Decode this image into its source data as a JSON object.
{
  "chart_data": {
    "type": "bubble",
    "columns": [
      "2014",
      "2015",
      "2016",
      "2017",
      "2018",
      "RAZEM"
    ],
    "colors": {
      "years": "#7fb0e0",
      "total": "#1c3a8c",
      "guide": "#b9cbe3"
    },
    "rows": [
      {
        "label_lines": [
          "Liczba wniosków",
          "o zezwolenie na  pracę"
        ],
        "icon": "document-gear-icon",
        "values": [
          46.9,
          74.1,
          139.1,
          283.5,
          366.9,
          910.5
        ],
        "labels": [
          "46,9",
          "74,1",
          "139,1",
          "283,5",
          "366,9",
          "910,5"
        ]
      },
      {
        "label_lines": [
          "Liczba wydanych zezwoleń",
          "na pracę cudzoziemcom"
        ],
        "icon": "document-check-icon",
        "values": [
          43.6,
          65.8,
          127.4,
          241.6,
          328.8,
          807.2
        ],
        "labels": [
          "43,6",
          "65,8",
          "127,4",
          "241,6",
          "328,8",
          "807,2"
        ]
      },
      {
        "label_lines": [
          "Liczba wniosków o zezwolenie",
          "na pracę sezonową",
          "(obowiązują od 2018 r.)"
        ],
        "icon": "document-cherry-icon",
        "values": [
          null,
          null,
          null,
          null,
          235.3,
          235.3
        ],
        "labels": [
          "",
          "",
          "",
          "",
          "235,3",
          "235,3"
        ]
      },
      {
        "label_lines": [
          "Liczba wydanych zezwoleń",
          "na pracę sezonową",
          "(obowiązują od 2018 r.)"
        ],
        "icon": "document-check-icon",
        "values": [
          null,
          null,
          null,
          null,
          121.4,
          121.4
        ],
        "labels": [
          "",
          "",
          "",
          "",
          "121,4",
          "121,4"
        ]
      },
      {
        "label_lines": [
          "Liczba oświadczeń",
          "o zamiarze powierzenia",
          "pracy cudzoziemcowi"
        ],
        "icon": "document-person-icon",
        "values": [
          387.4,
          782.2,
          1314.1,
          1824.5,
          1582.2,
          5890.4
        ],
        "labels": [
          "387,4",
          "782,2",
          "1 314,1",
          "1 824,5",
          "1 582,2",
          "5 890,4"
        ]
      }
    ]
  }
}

^^^^^^^^

- **REQUEST**
All of the data above should be transcribed exactly.

- **PROBLEM SOLUTION**
Decode this image into its source data as a JSON object.
{
  "chart_data": {
    "type": "bubble",
    "columns": [
      "2014",
      "2015",
      "2016",
      "2017",
      "2018",
      "RAZEM"
    ],
    "colors": {
      "years": "#7fb0e0",
      "total": "#1c3a8c",
      "guide": "#b9cbe3"
    },
    "rows": [
      {
        "label_lines": [
          "Liczba wniosków",
          "o zezwolenie na  pracę"
        ],
        "icon": "document-gear-icon",
        "values": [
          46.9,
          74.1,
          139.1,
          283.5,
          366.9,
          910.5
        ],
        "labels": [
          "46,9",
          "74,1",
          "139,1",
          "283,5",
          "366,9",
          "910,5"
        ]
      },
      {
        "label_lines": [
          "Liczba wydanych zezwoleń",
          "na pracę cudzoziemcom"
        ],
        "icon": "document-check-icon",
        "values": [
          43.6,
          65.8,
          127.4,
          241.6,
          328.8,
          807.2
        ],
        "labels": [
          "43,6",
          "65,8",
          "127,4",
          "241,6",
          "328,8",
          "807,2"
        ]
      },
      {
        "label_lines": [
          "Liczba wniosków o zezwolenie",
          "na pracę sezonową",
          "(obowiązują od 2018 r.)"
        ],
        "icon": "document-cherry-icon",
        "values": [
          null,
          null,
          null,
          null,
          235.3,
          235.3
        ],
        "labels": [
          "",
          "",
          "",
          "",
          "235,3",
          "235,3"
        ]
      },
      {
        "label_lines": [
          "Liczba wydanych zezwoleń",
          "na pracę sezonową",
          "(obowiązują od 2018 r.)"
        ],
        "icon": "document-check-icon",
        "values": [
          null,
          null,
          null,
          null,
          121.4,
          121.4
        ],
        "labels": [
          "",
          "",
          "",
          "",
          "121,4",
          "121,4"
        ]
      },
      {
        "label_lines": [
          "Liczba oświadczeń",
          "o zamiarze powierzenia",
          "pracy cudzoziemcowi"
        ],
        "icon": "document-person-icon",
        "values": [
          387.4,
          782.2,
          1314.1,
          1824.5,
          1582.2,
          5890.4
        ],
        "labels": [
          "387,4",
          "782,2",
          "1 314,1",
          "1 824,5",
          "1 582,2",
          "5 890,4"
        ]
      }
    ]
  }
}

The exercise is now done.